## Set problem
Scan the material below for the string "voda", and copy every line where it shows up.

:: Raw records ::

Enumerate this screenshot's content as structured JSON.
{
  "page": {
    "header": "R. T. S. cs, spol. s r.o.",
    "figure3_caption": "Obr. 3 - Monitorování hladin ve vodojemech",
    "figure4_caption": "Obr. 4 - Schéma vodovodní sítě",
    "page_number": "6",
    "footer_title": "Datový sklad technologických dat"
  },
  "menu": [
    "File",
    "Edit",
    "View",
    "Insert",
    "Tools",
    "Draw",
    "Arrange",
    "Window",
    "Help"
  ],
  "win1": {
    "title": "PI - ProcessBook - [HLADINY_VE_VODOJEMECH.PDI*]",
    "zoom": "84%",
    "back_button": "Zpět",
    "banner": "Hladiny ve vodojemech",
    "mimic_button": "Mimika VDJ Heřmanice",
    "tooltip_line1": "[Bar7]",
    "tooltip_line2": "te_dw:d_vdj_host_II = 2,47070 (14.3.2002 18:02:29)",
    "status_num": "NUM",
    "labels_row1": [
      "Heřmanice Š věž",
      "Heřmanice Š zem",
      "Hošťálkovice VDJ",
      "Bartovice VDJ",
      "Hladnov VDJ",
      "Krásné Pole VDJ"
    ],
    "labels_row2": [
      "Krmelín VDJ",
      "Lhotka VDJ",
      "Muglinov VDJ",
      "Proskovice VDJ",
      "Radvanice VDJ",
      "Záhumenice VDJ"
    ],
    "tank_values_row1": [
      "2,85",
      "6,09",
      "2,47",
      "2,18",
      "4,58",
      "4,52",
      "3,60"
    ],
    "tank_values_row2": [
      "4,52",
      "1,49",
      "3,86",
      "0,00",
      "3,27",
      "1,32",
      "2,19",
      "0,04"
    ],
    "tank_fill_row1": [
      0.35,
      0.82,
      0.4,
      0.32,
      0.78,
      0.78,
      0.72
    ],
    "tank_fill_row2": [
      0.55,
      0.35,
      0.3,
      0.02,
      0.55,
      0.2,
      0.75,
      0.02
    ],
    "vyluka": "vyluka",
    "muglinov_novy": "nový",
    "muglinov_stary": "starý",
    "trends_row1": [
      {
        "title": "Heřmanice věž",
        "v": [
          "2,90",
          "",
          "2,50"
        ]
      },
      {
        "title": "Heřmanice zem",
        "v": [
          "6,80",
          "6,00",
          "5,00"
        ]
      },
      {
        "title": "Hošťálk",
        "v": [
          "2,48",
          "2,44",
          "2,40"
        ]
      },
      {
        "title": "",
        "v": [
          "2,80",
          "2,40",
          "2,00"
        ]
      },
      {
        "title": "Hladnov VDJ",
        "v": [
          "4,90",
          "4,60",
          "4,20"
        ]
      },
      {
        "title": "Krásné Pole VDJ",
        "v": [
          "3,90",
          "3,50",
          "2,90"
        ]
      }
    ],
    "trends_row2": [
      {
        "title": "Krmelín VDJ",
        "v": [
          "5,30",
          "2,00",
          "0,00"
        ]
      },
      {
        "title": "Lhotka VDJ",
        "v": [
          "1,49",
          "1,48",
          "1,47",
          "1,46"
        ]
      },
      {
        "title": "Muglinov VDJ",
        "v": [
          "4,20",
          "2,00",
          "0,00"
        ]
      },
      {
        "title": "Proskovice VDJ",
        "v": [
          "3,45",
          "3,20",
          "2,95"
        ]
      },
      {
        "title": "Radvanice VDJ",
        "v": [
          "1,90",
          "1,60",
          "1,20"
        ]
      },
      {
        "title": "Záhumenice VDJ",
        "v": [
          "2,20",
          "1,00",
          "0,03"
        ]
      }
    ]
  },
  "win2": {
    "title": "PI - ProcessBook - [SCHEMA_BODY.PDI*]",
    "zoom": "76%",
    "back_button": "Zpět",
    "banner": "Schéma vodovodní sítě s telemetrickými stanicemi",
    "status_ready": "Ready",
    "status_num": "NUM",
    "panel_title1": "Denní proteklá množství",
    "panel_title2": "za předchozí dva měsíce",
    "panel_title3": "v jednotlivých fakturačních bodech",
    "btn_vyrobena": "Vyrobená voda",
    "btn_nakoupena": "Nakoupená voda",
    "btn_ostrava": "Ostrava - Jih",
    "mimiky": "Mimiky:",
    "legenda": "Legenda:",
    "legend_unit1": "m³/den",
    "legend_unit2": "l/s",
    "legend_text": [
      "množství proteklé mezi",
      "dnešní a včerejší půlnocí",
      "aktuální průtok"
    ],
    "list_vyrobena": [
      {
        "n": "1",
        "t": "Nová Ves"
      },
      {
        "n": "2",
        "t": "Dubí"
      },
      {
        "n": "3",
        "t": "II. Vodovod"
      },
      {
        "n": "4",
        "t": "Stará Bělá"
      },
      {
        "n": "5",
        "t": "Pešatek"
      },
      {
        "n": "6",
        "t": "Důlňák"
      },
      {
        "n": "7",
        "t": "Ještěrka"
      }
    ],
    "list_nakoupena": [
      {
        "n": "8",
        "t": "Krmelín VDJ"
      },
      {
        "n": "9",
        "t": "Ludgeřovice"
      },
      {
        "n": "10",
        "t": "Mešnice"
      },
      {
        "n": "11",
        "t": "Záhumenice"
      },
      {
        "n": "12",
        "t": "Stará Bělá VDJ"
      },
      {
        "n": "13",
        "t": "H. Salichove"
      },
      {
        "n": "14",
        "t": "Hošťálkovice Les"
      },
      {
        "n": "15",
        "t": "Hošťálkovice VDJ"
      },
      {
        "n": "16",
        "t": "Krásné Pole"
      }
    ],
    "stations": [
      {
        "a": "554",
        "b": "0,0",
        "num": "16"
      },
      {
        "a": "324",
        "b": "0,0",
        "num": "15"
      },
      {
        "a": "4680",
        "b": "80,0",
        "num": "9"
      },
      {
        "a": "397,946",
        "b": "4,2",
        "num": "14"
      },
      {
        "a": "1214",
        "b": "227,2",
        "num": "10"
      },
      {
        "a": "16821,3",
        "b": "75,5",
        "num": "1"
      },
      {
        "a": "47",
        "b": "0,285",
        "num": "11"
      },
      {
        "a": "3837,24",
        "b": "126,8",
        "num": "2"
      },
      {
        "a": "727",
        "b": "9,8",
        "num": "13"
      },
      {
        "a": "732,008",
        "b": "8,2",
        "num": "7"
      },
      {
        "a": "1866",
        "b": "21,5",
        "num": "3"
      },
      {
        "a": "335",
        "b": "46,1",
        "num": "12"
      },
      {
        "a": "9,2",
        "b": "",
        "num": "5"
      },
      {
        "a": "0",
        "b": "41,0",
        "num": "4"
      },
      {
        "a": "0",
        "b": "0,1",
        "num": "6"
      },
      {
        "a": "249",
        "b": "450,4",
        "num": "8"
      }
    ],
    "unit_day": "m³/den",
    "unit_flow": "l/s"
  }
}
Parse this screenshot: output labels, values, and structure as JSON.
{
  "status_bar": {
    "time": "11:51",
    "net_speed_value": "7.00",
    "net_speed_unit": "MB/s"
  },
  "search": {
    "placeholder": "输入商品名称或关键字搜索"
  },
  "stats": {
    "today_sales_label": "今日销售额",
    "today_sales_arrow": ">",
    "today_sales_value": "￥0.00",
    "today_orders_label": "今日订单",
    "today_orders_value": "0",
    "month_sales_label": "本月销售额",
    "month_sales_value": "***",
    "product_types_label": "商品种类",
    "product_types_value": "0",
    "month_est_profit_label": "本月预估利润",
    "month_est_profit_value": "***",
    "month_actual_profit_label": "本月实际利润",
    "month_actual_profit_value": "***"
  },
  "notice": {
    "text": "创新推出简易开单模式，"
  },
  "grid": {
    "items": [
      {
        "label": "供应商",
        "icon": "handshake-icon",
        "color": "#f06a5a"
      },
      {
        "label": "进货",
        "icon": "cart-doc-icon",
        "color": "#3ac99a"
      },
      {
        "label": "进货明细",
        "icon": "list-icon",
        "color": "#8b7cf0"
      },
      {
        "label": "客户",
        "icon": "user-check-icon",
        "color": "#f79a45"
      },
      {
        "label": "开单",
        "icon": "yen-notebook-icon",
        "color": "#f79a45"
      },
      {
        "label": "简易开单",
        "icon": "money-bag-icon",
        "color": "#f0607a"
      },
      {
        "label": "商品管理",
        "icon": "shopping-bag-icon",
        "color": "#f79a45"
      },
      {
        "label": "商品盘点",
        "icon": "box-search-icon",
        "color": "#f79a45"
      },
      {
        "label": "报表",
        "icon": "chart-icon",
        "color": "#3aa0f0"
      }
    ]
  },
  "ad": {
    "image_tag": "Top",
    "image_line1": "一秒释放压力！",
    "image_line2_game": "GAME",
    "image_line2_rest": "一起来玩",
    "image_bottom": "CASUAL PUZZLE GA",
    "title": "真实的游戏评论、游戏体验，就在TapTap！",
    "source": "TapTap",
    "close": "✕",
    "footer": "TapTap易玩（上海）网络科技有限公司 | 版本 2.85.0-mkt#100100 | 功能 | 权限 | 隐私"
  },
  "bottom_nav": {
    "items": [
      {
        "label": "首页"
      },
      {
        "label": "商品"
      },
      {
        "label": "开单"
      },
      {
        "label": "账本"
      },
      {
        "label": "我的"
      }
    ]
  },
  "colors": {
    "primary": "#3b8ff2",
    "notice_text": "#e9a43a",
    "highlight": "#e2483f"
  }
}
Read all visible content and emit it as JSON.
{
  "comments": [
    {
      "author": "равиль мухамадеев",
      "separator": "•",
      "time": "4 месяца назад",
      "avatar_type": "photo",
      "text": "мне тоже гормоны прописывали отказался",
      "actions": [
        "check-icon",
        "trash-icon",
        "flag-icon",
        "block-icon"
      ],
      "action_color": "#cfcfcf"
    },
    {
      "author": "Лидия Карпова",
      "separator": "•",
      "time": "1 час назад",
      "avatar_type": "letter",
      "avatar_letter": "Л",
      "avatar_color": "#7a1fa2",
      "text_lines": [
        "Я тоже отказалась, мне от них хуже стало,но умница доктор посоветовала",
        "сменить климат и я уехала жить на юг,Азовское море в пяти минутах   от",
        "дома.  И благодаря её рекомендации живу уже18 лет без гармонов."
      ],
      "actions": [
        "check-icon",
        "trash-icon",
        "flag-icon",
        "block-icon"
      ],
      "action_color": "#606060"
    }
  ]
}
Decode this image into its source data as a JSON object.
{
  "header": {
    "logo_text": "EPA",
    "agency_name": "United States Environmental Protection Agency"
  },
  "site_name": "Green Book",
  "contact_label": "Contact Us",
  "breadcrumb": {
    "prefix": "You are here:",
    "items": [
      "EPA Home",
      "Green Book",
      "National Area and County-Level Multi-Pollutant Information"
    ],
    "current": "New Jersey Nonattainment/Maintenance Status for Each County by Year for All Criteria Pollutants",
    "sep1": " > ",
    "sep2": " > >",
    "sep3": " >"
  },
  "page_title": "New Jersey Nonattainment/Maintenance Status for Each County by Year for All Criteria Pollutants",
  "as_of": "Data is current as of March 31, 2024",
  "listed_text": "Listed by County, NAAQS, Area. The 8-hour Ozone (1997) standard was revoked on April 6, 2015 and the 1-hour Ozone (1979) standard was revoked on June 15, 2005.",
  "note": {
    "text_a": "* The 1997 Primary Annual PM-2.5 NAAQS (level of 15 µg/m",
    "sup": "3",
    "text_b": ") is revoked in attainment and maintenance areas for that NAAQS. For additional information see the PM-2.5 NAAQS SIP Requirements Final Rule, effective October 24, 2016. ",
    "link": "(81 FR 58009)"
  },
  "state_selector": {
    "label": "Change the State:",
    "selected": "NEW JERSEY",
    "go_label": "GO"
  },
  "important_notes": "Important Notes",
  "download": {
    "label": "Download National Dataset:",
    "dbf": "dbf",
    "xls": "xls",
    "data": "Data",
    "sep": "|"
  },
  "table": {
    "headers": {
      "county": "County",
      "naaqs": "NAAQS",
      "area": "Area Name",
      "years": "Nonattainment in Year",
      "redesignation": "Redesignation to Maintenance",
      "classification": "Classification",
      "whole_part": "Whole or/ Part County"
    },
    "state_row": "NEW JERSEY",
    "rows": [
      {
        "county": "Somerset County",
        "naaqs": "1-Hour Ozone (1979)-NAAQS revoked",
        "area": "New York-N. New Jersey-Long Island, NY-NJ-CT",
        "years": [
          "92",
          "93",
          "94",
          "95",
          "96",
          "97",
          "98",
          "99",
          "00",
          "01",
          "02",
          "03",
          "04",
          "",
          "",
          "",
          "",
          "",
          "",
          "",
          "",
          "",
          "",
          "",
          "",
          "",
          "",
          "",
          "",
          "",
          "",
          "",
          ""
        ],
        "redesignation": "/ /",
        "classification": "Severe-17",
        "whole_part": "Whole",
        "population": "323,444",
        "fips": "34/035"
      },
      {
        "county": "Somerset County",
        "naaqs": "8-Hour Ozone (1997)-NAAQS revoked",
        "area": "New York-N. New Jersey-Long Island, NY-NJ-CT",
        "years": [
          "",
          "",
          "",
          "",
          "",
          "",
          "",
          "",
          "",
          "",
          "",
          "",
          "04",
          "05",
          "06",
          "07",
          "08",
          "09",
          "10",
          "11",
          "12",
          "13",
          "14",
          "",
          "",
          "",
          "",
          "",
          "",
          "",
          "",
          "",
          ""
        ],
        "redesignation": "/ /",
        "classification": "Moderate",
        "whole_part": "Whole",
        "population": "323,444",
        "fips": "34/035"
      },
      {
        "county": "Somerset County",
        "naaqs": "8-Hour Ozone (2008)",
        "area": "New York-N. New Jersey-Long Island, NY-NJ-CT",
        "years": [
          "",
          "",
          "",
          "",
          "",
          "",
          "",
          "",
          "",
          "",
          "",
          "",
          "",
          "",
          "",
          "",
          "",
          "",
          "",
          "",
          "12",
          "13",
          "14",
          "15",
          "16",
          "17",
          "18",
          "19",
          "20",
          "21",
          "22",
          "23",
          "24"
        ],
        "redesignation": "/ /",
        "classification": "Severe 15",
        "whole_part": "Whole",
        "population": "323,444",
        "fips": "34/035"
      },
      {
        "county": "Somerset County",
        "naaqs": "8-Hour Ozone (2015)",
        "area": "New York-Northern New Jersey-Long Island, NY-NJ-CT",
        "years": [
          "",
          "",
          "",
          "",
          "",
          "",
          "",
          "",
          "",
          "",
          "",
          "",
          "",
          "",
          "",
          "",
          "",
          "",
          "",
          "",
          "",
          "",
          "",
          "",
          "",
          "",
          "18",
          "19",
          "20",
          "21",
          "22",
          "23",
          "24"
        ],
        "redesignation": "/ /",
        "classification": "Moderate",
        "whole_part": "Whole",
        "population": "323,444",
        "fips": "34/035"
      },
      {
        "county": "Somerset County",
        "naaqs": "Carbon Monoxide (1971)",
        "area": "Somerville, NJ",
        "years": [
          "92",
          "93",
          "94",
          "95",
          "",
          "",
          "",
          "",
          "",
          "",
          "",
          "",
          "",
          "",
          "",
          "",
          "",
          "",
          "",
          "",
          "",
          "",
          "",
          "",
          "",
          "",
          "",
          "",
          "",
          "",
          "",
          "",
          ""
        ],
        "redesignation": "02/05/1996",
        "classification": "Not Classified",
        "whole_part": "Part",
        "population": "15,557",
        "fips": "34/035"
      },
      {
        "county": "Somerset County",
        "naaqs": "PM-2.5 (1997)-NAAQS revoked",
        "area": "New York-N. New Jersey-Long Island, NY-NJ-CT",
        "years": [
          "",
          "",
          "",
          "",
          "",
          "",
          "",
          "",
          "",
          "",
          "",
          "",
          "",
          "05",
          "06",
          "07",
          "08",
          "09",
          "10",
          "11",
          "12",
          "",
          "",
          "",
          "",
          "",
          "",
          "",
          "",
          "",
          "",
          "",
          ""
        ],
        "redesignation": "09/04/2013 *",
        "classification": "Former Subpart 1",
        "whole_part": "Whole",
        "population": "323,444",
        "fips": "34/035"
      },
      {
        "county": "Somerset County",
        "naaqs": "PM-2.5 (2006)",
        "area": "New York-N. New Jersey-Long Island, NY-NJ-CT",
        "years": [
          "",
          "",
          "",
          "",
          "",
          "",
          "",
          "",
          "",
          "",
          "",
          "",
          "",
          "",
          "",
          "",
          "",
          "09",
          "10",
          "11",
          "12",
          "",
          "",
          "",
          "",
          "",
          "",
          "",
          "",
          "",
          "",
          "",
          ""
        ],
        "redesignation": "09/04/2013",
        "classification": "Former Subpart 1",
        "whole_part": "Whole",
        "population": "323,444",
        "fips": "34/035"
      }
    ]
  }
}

:::

## Correct output
    "btn_vyrobena": "Vyrobená voda",
    "btn_nakoupena": "Nakoupená voda",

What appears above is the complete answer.